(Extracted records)
'''

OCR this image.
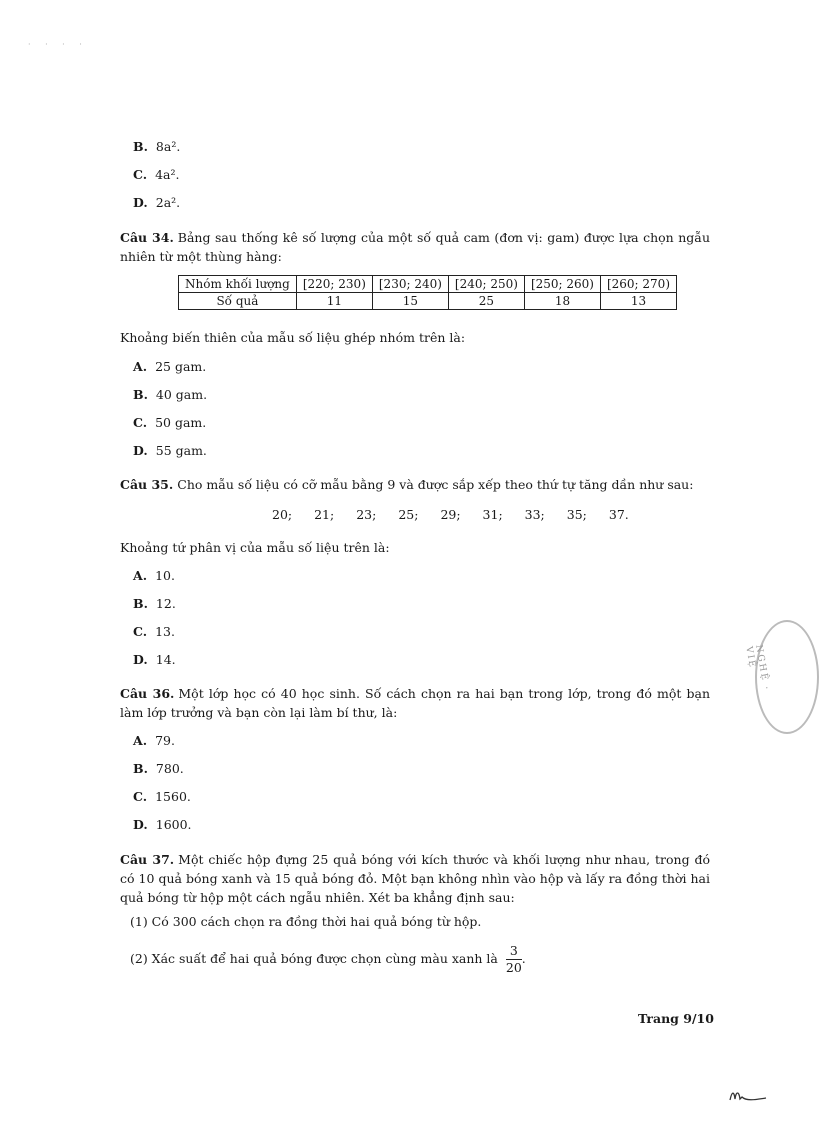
· · · ·
B. 8a².
C. 4a².
D. 2a².
Câu 34. Bảng sau thống kê số lượng của một số quả cam (đơn vị: gam) được lựa chọn ngẫu nhiên từ một thùng hàng:
Nhóm khối lượng	[220; 230)	[230; 240)	[240; 250)	[250; 260)	[260; 270)
Số quả	11	15	25	18	13
Khoảng biến thiên của mẫu số liệu ghép nhóm trên là:
A. 25 gam.
B. 40 gam.
C. 50 gam.
D. 55 gam.
Câu 35. Cho mẫu số liệu có cỡ mẫu bằng 9 và được sắp xếp theo thứ tự tăng dần như sau:
20; 21; 23; 25; 29; 31; 33; 35; 37.
Khoảng tứ phân vị của mẫu số liệu trên là:
A. 10.
B. 12.
C. 13.
D. 14.
Câu 36. Một lớp học có 40 học sinh. Số cách chọn ra hai bạn trong lớp, trong đó một bạn làm lớp trưởng và bạn còn lại làm bí thư, là:
A. 79.
B. 780.
C. 1560.
D. 1600.
Câu 37. Một chiếc hộp đựng 25 quả bóng với kích thước và khối lượng như nhau, trong đó có 10 quả bóng xanh và 15 quả bóng đỏ. Một bạn không nhìn vào hộp và lấy ra đồng thời hai quả bóng từ hộp một cách ngẫu nhiên. Xét ba khẳng định sau:
(1) Có 300 cách chọn ra đồng thời hai quả bóng từ hộp.
(2) Xác suất để hai quả bóng được chọn cùng màu xanh là $\frac{3}{20}$ .
Trang 9/10
NGHỆ · VIỆ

'''

**What you should do**
Pictures stay out; repeat all the rest of the records exactly.

**Expected answer**
OCR this image.
· · · ·
B. 8a².
C. 4a².
D. 2a².
Câu 34. Bảng sau thống kê số lượng của một số quả cam (đơn vị: gam) được lựa chọn ngẫu nhiên từ một thùng hàng:
Nhóm khối lượng	[220; 230)	[230; 240)	[240; 250)	[250; 260)	[260; 270)
Số quả	11	15	25	18	13
Khoảng biến thiên của mẫu số liệu ghép nhóm trên là:
A. 25 gam.
B. 40 gam.
C. 50 gam.
D. 55 gam.
Câu 35. Cho mẫu số liệu có cỡ mẫu bằng 9 và được sắp xếp theo thứ tự tăng dần như sau:
20; 21; 23; 25; 29; 31; 33; 35; 37.
Khoảng tứ phân vị của mẫu số liệu trên là:
A. 10.
B. 12.
C. 13.
D. 14.
Câu 36. Một lớp học có 40 học sinh. Số cách chọn ra hai bạn trong lớp, trong đó một bạn làm lớp trưởng và bạn còn lại làm bí thư, là:
A. 79.
B. 780.
C. 1560.
D. 1600.
Câu 37. Một chiếc hộp đựng 25 quả bóng với kích thước và khối lượng như nhau, trong đó có 10 quả bóng xanh và 15 quả bóng đỏ. Một bạn không nhìn vào hộp và lấy ra đồng thời hai quả bóng từ hộp một cách ngẫu nhiên. Xét ba khẳng định sau:
(1) Có 300 cách chọn ra đồng thời hai quả bóng từ hộp.
(2) Xác suất để hai quả bóng được chọn cùng màu xanh là $\frac{3}{20}$ .
Trang 9/10
NGHỆ · VIỆ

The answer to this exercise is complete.